-- Problem description --
Extract all of the entries and set them down verbatim.

-- Recorded data --

--- begin ---

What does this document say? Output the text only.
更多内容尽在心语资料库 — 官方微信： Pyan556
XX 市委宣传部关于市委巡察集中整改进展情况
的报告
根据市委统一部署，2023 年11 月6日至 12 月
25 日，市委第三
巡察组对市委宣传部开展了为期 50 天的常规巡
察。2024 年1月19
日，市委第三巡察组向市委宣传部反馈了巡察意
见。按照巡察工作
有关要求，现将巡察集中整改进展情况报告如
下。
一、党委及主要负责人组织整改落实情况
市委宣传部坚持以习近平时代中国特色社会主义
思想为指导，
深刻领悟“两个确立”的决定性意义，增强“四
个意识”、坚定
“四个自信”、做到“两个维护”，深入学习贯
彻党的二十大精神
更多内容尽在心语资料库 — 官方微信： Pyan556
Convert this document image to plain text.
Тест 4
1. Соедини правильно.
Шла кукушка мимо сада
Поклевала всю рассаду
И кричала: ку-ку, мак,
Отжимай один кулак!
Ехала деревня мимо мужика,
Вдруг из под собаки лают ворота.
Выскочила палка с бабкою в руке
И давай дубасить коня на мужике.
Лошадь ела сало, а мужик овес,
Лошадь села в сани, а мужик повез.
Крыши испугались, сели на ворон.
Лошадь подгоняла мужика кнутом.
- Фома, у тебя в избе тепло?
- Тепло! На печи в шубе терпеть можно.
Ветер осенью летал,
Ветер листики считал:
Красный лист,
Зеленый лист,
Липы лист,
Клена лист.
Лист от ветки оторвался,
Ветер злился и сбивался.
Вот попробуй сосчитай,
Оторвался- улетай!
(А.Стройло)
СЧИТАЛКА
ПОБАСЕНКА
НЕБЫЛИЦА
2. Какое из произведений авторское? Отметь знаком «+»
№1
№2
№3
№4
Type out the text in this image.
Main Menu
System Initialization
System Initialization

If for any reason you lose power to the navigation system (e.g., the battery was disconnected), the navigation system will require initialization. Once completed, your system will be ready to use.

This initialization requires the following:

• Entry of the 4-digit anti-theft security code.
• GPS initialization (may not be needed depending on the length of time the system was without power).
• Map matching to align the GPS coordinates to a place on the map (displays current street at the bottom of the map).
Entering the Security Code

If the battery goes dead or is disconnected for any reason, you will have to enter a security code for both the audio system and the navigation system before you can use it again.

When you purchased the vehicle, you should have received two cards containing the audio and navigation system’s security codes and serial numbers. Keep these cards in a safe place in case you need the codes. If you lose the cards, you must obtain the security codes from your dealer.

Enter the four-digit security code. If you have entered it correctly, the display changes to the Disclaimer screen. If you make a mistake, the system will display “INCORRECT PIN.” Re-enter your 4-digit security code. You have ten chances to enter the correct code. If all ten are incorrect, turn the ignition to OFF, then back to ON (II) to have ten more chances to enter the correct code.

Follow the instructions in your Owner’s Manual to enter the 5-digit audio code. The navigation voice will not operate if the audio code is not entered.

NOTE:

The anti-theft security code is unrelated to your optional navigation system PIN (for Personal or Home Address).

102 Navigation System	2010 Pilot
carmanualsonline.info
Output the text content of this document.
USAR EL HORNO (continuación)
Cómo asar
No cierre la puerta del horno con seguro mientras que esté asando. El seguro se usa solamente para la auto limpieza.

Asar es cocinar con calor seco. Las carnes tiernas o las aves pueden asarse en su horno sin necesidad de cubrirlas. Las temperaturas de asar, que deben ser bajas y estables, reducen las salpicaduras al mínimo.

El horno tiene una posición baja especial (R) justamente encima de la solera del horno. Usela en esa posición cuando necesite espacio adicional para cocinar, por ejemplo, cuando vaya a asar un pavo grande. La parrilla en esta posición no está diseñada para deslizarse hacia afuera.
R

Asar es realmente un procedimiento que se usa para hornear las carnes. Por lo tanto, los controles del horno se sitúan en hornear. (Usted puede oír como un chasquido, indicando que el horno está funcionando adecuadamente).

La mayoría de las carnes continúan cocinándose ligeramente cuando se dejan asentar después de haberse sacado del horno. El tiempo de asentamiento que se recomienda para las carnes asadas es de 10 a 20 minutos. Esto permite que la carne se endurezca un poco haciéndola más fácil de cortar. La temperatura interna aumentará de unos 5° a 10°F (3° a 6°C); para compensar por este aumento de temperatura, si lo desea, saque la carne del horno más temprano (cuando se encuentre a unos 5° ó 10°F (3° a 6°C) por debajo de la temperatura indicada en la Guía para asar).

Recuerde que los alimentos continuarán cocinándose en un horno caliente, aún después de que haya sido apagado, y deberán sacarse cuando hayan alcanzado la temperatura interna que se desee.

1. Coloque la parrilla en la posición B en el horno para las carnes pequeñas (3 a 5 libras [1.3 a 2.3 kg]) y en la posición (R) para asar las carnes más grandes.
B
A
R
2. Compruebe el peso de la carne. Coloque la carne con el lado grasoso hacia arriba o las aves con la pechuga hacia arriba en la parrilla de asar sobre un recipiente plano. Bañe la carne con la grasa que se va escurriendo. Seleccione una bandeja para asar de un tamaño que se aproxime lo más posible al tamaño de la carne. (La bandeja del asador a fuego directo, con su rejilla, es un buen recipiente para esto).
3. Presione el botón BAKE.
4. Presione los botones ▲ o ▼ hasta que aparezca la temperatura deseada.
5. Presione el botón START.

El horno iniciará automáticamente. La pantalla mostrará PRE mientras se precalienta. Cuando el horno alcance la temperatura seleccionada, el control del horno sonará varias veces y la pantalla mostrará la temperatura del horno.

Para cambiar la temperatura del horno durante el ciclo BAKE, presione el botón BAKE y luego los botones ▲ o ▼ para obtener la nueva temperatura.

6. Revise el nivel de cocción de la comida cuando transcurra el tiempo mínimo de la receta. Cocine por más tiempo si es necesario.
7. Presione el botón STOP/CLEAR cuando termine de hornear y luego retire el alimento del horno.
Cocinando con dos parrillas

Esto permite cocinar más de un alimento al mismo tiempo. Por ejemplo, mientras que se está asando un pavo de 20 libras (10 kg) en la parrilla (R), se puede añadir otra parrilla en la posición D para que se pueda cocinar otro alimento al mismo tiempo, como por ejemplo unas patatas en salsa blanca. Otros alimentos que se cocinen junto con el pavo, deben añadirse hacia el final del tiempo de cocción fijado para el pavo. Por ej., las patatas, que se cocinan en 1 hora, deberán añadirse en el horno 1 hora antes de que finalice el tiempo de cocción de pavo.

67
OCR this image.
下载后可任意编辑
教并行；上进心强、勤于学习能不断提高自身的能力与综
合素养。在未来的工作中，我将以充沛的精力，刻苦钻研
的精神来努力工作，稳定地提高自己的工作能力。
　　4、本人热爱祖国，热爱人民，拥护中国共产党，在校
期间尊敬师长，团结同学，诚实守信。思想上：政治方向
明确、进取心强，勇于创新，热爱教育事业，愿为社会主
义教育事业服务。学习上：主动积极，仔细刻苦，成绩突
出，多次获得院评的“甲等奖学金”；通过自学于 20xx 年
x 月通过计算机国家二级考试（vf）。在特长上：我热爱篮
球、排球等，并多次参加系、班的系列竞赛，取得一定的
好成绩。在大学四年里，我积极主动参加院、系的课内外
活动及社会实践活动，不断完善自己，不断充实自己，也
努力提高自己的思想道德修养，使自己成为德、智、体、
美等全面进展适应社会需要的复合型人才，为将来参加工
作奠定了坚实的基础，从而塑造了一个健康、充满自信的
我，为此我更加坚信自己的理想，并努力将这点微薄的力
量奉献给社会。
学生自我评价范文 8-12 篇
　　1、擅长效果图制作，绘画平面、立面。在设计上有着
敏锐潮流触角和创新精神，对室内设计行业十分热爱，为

--- end ---

-- Reply --
What does this document say? Output the text only.
更多内容尽在心语资料库 — 官方微信： Pyan556
XX 市委宣传部关于市委巡察集中整改进展情况
的报告
根据市委统一部署，2023 年11 月6日至 12 月
25 日，市委第三
巡察组对市委宣传部开展了为期 50 天的常规巡
察。2024 年1月19
日，市委第三巡察组向市委宣传部反馈了巡察意
见。按照巡察工作
有关要求，现将巡察集中整改进展情况报告如
下。
一、党委及主要负责人组织整改落实情况
市委宣传部坚持以习近平时代中国特色社会主义
思想为指导，
深刻领悟“两个确立”的决定性意义，增强“四
个意识”、坚定
“四个自信”、做到“两个维护”，深入学习贯
彻党的二十大精神
更多内容尽在心语资料库 — 官方微信： Pyan556
Convert this document image to plain text.
Тест 4
1. Соедини правильно.
Шла кукушка мимо сада
Поклевала всю рассаду
И кричала: ку-ку, мак,
Отжимай один кулак!
Ехала деревня мимо мужика,
Вдруг из под собаки лают ворота.
Выскочила палка с бабкою в руке
И давай дубасить коня на мужике.
Лошадь ела сало, а мужик овес,
Лошадь села в сани, а мужик повез.
Крыши испугались, сели на ворон.
Лошадь подгоняла мужика кнутом.
- Фома, у тебя в избе тепло?
- Тепло! На печи в шубе терпеть можно.
Ветер осенью летал,
Ветер листики считал:
Красный лист,
Зеленый лист,
Липы лист,
Клена лист.
Лист от ветки оторвался,
Ветер злился и сбивался.
Вот попробуй сосчитай,
Оторвался- улетай!
(А.Стройло)
СЧИТАЛКА
ПОБАСЕНКА
НЕБЫЛИЦА
2. Какое из произведений авторское? Отметь знаком «+»
№1
№2
№3
№4
Type out the text in this image.
Main Menu
System Initialization
System Initialization

If for any reason you lose power to the navigation system (e.g., the battery was disconnected), the navigation system will require initialization. Once completed, your system will be ready to use.

This initialization requires the following:

• Entry of the 4-digit anti-theft security code.
• GPS initialization (may not be needed depending on the length of time the system was without power).
• Map matching to align the GPS coordinates to a place on the map (displays current street at the bottom of the map).
Entering the Security Code

If the battery goes dead or is disconnected for any reason, you will have to enter a security code for both the audio system and the navigation system before you can use it again.

When you purchased the vehicle, you should have received two cards containing the audio and navigation system’s security codes and serial numbers. Keep these cards in a safe place in case you need the codes. If you lose the cards, you must obtain the security codes from your dealer.

Enter the four-digit security code. If you have entered it correctly, the display changes to the Disclaimer screen. If you make a mistake, the system will display “INCORRECT PIN.” Re-enter your 4-digit security code. You have ten chances to enter the correct code. If all ten are incorrect, turn the ignition to OFF, then back to ON (II) to have ten more chances to enter the correct code.

Follow the instructions in your Owner’s Manual to enter the 5-digit audio code. The navigation voice will not operate if the audio code is not entered.

NOTE:

The anti-theft security code is unrelated to your optional navigation system PIN (for Personal or Home Address).

102 Navigation System	2010 Pilot
carmanualsonline.info
Output the text content of this document.
USAR EL HORNO (continuación)
Cómo asar
No cierre la puerta del horno con seguro mientras que esté asando. El seguro se usa solamente para la auto limpieza.

Asar es cocinar con calor seco. Las carnes tiernas o las aves pueden asarse en su horno sin necesidad de cubrirlas. Las temperaturas de asar, que deben ser bajas y estables, reducen las salpicaduras al mínimo.

El horno tiene una posición baja especial (R) justamente encima de la solera del horno. Usela en esa posición cuando necesite espacio adicional para cocinar, por ejemplo, cuando vaya a asar un pavo grande. La parrilla en esta posición no está diseñada para deslizarse hacia afuera.
R

Asar es realmente un procedimiento que se usa para hornear las carnes. Por lo tanto, los controles del horno se sitúan en hornear. (Usted puede oír como un chasquido, indicando que el horno está funcionando adecuadamente).

La mayoría de las carnes continúan cocinándose ligeramente cuando se dejan asentar después de haberse sacado del horno. El tiempo de asentamiento que se recomienda para las carnes asadas es de 10 a 20 minutos. Esto permite que la carne se endurezca un poco haciéndola más fácil de cortar. La temperatura interna aumentará de unos 5° a 10°F (3° a 6°C); para compensar por este aumento de temperatura, si lo desea, saque la carne del horno más temprano (cuando se encuentre a unos 5° ó 10°F (3° a 6°C) por debajo de la temperatura indicada en la Guía para asar).

Recuerde que los alimentos continuarán cocinándose en un horno caliente, aún después de que haya sido apagado, y deberán sacarse cuando hayan alcanzado la temperatura interna que se desee.

1. Coloque la parrilla en la posición B en el horno para las carnes pequeñas (3 a 5 libras [1.3 a 2.3 kg]) y en la posición (R) para asar las carnes más grandes.
B
A
R
2. Compruebe el peso de la carne. Coloque la carne con el lado grasoso hacia arriba o las aves con la pechuga hacia arriba en la parrilla de asar sobre un recipiente plano. Bañe la carne con la grasa que se va escurriendo. Seleccione una bandeja para asar de un tamaño que se aproxime lo más posible al tamaño de la carne. (La bandeja del asador a fuego directo, con su rejilla, es un buen recipiente para esto).
3. Presione el botón BAKE.
4. Presione los botones ▲ o ▼ hasta que aparezca la temperatura deseada.
5. Presione el botón START.

El horno iniciará automáticamente. La pantalla mostrará PRE mientras se precalienta. Cuando el horno alcance la temperatura seleccionada, el control del horno sonará varias veces y la pantalla mostrará la temperatura del horno.

Para cambiar la temperatura del horno durante el ciclo BAKE, presione el botón BAKE y luego los botones ▲ o ▼ para obtener la nueva temperatura.

6. Revise el nivel de cocción de la comida cuando transcurra el tiempo mínimo de la receta. Cocine por más tiempo si es necesario.
7. Presione el botón STOP/CLEAR cuando termine de hornear y luego retire el alimento del horno.
Cocinando con dos parrillas

Esto permite cocinar más de un alimento al mismo tiempo. Por ejemplo, mientras que se está asando un pavo de 20 libras (10 kg) en la parrilla (R), se puede añadir otra parrilla en la posición D para que se pueda cocinar otro alimento al mismo tiempo, como por ejemplo unas patatas en salsa blanca. Otros alimentos que se cocinen junto con el pavo, deben añadirse hacia el final del tiempo de cocción fijado para el pavo. Por ej., las patatas, que se cocinan en 1 hora, deberán añadirse en el horno 1 hora antes de que finalice el tiempo de cocción de pavo.

67
OCR this image.
下载后可任意编辑
教并行；上进心强、勤于学习能不断提高自身的能力与综
合素养。在未来的工作中，我将以充沛的精力，刻苦钻研
的精神来努力工作，稳定地提高自己的工作能力。
　　4、本人热爱祖国，热爱人民，拥护中国共产党，在校
期间尊敬师长，团结同学，诚实守信。思想上：政治方向
明确、进取心强，勇于创新，热爱教育事业，愿为社会主
义教育事业服务。学习上：主动积极，仔细刻苦，成绩突
出，多次获得院评的“甲等奖学金”；通过自学于 20xx 年
x 月通过计算机国家二级考试（vf）。在特长上：我热爱篮
球、排球等，并多次参加系、班的系列竞赛，取得一定的
好成绩。在大学四年里，我积极主动参加院、系的课内外
活动及社会实践活动，不断完善自己，不断充实自己，也
努力提高自己的思想道德修养，使自己成为德、智、体、
美等全面进展适应社会需要的复合型人才，为将来参加工
作奠定了坚实的基础，从而塑造了一个健康、充满自信的
我，为此我更加坚信自己的理想，并努力将这点微薄的力
量奉献给社会。
学生自我评价范文 8-12 篇
　　1、擅长效果图制作，绘画平面、立面。在设计上有着
敏锐潮流触角和创新精神，对室内设计行业十分热爱，为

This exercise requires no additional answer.